Extrait du texte ▸
---+---
Certains coureurs qui ont des enfants passent parfois quelques minutes avec eux après une étape, mais sans plus, généralement.
Le Tour de France n’est pas comme un tournoi de tennis qui se déroule dans le même stade pendant 10 jours.
«On s’habitue. Notre cœur était là», termine sa mère.
«Impressionnant»
À Monaco, la conjointe de l’athlète de 31 ans de longue date avait un client à voir pour son travail de comptable chez KPMG, mais elle a pris une pause forcée pour assister à la bataille.
«La connexion était mauvaise et j’ai dû trouver un endroit pour avoir du visuel. Il ne fallait pas rater sa plus belle journée à vie! C’était impressionnant, et je suis vraiment fière. Depuis longtemps, il dit qu’il se sent bien, et c’est de loin sa meilleure saison», a affirmé Stéphanie Matteau, qui s’adonne aux triathlons demi-Ironman.
Même si elle a choisi de vivre en Europe, elle ne peut pas être présente très souvent sur les épreuves.
«Je vais aller à l’arrivée du Tour, mais chaque année, c’est pratiquement la seule chose que je fais. C’est difficile parfois de ne pas être là», mentionne la jeune femme.
Des années d’efforts
Près de Québec, l’homme d’affaires Louis Garneau, qui soutient Houle depuis l’adolescence, a aussi failli mourir trois fois devant son écran.
---+---
Données enregistrées ▸
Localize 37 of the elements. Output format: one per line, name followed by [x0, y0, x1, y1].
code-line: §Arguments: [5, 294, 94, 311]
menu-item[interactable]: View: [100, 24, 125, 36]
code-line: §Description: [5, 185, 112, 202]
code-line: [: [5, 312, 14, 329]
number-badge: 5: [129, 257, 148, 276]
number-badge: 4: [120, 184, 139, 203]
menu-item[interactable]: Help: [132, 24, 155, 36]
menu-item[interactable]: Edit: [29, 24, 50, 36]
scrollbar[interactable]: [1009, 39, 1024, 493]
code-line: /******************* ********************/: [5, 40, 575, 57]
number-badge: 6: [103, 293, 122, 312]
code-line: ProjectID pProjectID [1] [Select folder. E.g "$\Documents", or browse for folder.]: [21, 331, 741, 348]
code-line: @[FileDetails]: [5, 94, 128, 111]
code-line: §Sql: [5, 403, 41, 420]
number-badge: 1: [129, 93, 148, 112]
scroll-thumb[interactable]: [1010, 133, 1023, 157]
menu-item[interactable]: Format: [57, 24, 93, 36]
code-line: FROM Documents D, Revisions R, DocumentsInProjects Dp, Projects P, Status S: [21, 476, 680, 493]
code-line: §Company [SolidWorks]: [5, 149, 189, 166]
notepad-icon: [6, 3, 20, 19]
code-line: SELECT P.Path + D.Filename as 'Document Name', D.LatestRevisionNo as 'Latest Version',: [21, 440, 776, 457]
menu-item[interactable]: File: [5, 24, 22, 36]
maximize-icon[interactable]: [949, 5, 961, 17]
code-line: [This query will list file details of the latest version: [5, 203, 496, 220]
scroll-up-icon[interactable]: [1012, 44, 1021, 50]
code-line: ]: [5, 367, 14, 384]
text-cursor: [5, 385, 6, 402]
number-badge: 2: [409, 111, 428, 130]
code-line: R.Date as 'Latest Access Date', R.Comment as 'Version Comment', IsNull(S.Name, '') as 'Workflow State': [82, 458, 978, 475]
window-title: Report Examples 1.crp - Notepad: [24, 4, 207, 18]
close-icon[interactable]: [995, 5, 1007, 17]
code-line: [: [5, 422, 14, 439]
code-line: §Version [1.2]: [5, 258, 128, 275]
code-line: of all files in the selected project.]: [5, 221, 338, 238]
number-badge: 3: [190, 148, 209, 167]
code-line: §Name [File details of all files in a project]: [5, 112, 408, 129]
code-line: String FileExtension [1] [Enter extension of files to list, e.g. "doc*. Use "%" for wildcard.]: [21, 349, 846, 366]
---+---
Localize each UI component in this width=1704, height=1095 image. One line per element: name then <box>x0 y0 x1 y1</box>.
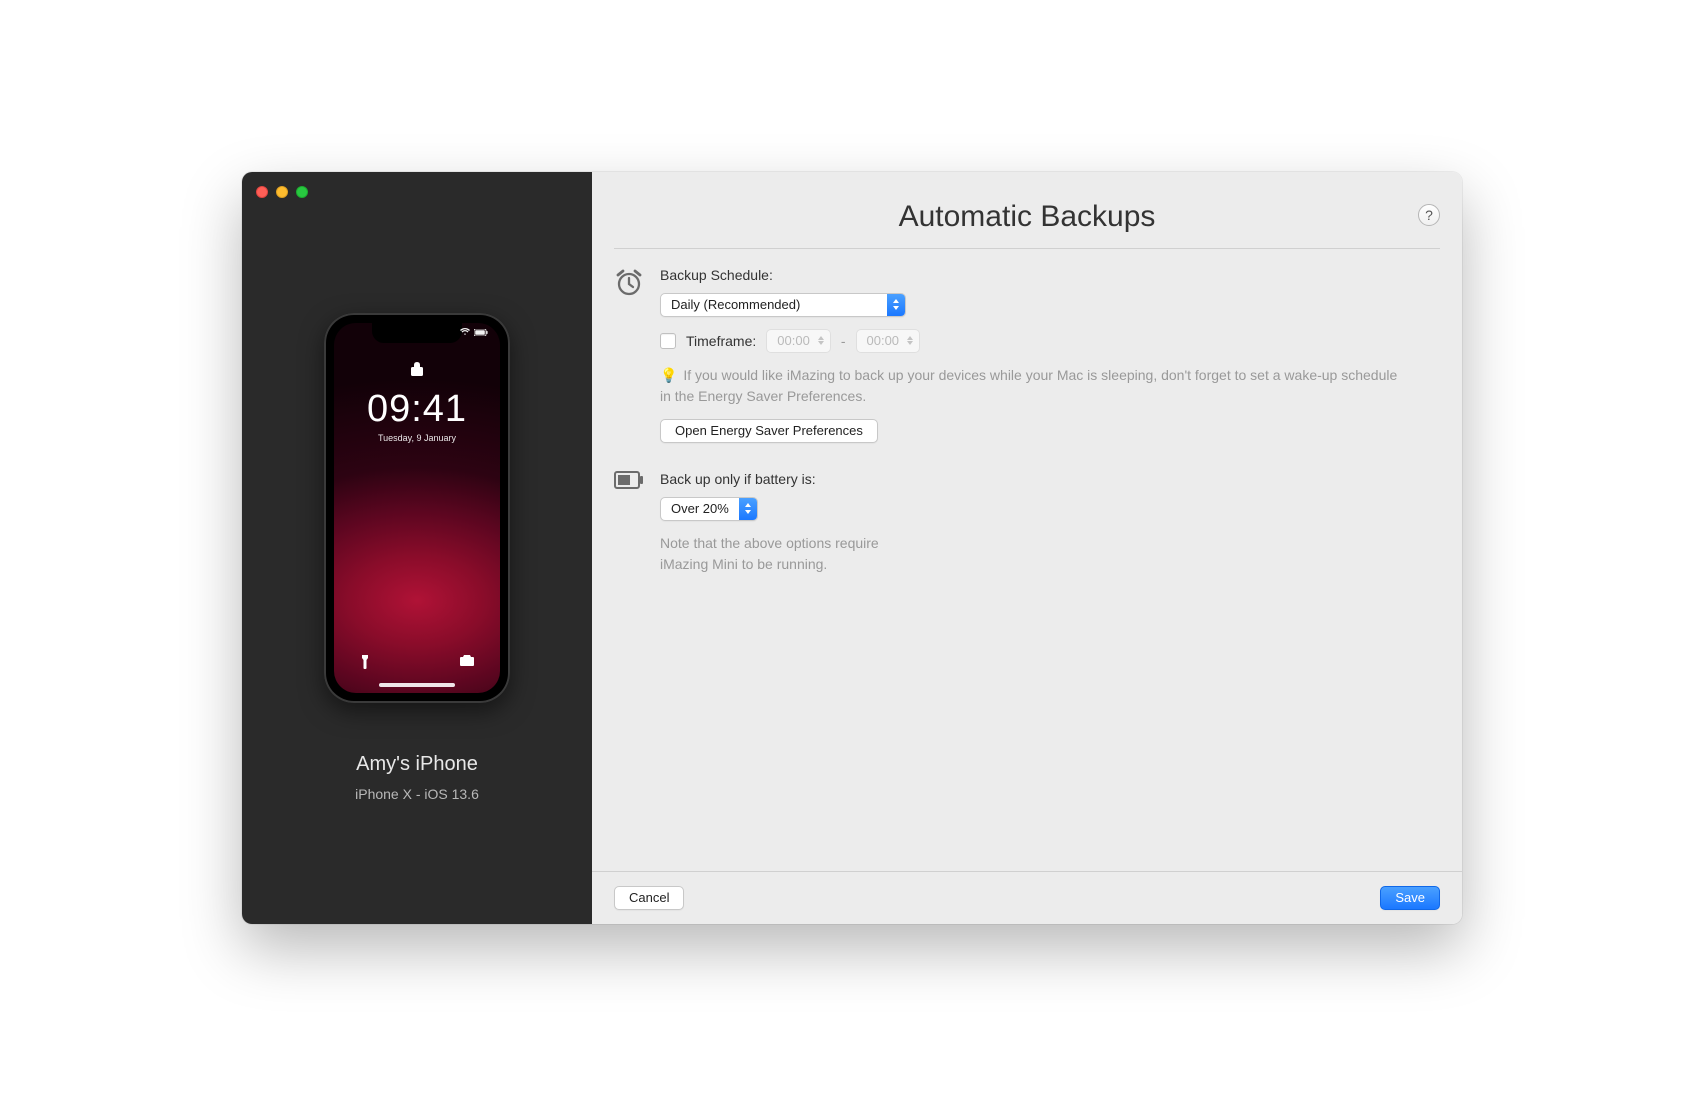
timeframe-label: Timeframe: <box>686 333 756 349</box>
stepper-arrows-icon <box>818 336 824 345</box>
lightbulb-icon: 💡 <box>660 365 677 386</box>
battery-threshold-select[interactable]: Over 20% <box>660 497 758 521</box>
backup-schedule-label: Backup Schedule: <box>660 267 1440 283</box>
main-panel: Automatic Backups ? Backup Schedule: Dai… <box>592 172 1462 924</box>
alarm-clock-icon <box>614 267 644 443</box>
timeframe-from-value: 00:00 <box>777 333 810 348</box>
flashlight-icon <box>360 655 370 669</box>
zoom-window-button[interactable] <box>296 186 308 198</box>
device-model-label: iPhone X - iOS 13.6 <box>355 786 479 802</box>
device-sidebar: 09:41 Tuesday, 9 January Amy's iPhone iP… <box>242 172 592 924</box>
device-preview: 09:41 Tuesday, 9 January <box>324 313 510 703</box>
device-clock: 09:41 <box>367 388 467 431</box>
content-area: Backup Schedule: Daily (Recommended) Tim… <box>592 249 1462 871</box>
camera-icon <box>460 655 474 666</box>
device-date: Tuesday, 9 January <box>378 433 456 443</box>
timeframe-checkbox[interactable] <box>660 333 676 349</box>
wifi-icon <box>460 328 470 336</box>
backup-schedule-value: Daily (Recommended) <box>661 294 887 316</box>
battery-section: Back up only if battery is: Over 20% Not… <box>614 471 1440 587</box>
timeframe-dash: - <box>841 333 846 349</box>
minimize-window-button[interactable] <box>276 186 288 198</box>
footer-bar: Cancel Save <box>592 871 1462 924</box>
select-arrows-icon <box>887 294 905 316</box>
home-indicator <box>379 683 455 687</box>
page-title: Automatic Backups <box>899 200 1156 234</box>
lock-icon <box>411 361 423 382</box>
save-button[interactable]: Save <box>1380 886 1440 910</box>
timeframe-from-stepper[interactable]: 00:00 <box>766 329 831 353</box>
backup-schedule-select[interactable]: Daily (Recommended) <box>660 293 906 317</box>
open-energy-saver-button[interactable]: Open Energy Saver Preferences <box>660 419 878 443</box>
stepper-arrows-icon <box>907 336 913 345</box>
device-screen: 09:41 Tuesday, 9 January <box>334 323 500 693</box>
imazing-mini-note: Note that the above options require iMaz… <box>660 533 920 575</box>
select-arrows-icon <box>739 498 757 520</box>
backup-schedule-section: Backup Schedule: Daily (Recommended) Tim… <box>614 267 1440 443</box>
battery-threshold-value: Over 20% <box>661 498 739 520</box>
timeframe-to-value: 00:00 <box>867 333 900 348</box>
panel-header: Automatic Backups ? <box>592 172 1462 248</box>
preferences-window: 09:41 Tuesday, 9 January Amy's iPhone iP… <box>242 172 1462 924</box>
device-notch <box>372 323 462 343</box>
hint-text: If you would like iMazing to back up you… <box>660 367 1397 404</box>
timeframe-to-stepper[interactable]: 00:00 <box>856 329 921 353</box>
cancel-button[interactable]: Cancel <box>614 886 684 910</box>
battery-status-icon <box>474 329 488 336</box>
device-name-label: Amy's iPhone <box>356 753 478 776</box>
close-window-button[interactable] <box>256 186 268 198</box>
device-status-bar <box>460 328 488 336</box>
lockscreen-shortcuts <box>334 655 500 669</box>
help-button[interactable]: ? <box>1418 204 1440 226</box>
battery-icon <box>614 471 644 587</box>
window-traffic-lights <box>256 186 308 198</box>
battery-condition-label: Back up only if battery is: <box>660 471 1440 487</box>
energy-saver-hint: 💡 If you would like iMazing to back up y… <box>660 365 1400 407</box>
---+---
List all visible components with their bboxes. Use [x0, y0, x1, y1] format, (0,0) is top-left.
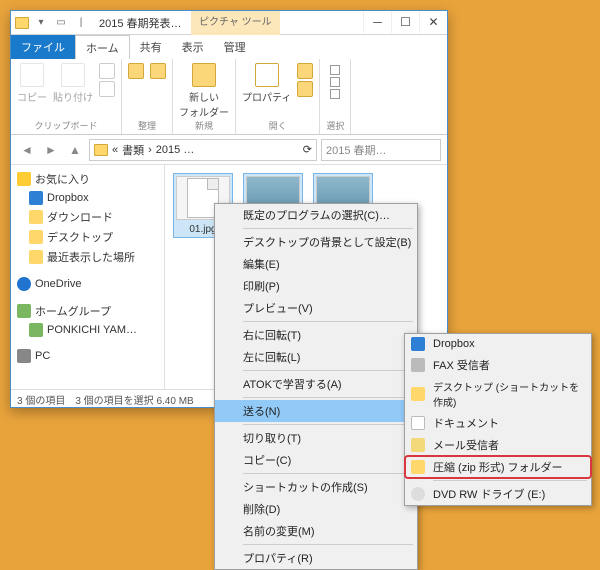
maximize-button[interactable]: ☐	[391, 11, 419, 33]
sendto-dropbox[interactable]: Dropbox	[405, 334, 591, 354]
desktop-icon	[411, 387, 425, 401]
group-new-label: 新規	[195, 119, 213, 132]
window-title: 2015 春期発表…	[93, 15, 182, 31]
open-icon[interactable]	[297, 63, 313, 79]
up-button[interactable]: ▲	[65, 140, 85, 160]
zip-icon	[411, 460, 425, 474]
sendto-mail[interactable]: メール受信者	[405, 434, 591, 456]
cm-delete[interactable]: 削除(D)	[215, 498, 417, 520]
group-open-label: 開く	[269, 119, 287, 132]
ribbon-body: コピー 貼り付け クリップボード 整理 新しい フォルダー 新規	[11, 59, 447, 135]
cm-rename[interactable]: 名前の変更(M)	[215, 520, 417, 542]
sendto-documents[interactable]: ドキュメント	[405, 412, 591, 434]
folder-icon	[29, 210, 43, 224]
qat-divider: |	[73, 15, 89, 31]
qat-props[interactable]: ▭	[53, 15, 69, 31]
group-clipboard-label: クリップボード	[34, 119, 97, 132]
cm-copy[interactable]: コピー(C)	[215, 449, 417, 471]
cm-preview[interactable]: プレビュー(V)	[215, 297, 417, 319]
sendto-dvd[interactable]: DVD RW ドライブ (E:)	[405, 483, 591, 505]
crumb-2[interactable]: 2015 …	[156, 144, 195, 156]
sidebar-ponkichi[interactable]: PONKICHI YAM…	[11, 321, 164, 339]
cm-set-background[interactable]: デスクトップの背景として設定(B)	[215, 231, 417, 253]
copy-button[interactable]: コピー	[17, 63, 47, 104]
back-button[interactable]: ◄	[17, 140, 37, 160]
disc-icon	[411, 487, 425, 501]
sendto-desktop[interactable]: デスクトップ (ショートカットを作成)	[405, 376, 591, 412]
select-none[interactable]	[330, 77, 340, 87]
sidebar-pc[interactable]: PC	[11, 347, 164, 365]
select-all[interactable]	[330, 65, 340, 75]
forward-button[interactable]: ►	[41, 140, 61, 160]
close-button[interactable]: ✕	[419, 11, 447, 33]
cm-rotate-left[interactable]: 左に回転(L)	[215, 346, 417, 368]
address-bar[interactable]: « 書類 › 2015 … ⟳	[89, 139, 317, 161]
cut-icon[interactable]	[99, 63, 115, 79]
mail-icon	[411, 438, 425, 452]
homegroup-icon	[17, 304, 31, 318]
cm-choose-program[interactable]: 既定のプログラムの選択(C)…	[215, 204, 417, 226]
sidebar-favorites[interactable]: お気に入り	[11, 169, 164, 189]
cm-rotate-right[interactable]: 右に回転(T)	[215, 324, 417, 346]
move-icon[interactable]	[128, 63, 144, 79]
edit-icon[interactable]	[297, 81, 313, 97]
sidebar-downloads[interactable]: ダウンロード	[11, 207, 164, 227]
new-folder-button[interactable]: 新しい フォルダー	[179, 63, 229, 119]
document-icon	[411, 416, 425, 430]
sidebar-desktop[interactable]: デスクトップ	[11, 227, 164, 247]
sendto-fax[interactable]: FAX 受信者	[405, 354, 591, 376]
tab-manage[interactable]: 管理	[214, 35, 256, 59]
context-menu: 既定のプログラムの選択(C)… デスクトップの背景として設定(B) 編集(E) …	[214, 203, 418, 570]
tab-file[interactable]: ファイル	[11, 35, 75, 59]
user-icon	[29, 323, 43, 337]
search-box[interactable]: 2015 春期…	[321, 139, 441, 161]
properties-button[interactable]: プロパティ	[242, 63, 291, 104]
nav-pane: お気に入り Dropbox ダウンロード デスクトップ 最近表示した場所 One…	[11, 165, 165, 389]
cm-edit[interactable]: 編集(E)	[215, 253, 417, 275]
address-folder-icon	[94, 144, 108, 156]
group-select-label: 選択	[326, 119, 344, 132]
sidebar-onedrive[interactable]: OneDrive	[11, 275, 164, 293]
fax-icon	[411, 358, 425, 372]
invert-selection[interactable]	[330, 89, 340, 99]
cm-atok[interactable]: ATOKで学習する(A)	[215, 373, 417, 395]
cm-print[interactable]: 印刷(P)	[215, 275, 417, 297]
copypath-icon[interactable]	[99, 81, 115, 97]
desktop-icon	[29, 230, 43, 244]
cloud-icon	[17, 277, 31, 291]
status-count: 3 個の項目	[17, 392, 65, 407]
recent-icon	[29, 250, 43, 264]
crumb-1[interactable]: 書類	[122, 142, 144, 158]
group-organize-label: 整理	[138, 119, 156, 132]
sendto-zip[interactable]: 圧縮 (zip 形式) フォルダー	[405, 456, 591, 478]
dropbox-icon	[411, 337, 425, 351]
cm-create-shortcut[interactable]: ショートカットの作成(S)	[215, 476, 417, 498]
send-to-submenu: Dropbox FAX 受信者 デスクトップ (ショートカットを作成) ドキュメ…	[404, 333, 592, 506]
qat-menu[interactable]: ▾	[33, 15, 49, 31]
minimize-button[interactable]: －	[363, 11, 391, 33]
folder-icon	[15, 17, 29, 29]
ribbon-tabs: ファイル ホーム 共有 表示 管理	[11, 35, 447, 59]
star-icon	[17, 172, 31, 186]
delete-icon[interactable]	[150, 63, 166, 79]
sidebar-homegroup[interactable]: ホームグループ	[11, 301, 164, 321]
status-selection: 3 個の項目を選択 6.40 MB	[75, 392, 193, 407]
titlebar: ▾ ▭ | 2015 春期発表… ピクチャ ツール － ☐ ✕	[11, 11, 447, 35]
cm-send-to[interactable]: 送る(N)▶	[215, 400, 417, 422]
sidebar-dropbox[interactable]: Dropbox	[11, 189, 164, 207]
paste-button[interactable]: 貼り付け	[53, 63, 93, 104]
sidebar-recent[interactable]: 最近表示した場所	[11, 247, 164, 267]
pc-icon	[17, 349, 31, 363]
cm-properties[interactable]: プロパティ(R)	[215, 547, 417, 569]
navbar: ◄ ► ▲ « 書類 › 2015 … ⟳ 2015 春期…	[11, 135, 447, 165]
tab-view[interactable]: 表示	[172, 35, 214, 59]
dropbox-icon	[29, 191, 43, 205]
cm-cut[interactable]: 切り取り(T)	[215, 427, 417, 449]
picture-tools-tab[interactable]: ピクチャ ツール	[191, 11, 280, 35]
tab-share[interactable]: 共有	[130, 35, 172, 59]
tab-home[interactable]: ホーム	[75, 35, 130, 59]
---+---
Consigne 1 ▸
D'après l'extrait sur le Tour de France, pourquoi Stéphanie Matteau a-t-elle dû trouver un endroit précis pour suivre la course ? Répondez en une à trois phrases.
Consigne 2 ▸
Prolongez l'extrait sur le Tour de France à partir de sa dernière phrase.

Résultat de l'exercice 1 ▸
La connexion était mauvaise, et elle devait trouver un endroit pour avoir du visuel. Elle ne voulait pas rater la plus belle journée à vie de son conjoint.

Résultat de l'exercice 2 ▸
«Mon internet a lâché à moins d’un kilomètre! Je tenais ma croix tellement fort. Il a fait une course parfaite. C’est le plus en forme de son équipe et c’est rendu un grand coureur. Il a tellement travaillé», a précisé l’ancien athlète olympique.
Souvenirs d’Afrique
Dès l’âge de 16 ans, Houle se rendait parfois à Lac-Saint-Joseph, près de Québec, pour s’entraîner avec le fils aîné de Louis Garneau, William.
En 2008, les deux jeunes hommes, alors âgés de 18 ans, ont représenté ensemble le Canada au Championnat du monde junior en Afrique du Sud. Sur les résultats de l’époque, on remarque les noms de futures vedettes comme Peter Sagan, Thibaut Pinot et Romain Bardet.
«Il est sur le point d’en gagner une. C’est l’un des meilleurs pilotes du peloton actuellement. Il a une job dure et c’est tout à son honneur. Il vient d’augmenter sa notoriété et il peut continuer jusqu’à 35 ans... peut-être plus. Le meilleur est à venir», affirme M. Garneau.
En excluant les deux jours à venir dans les Pyrénées, le contre-la-montre lors de la 20e étape et l’arrivée sur les Champs-Élysées, il reste environ quatre étapes plus propices à un autre coup d’éclat de Houle.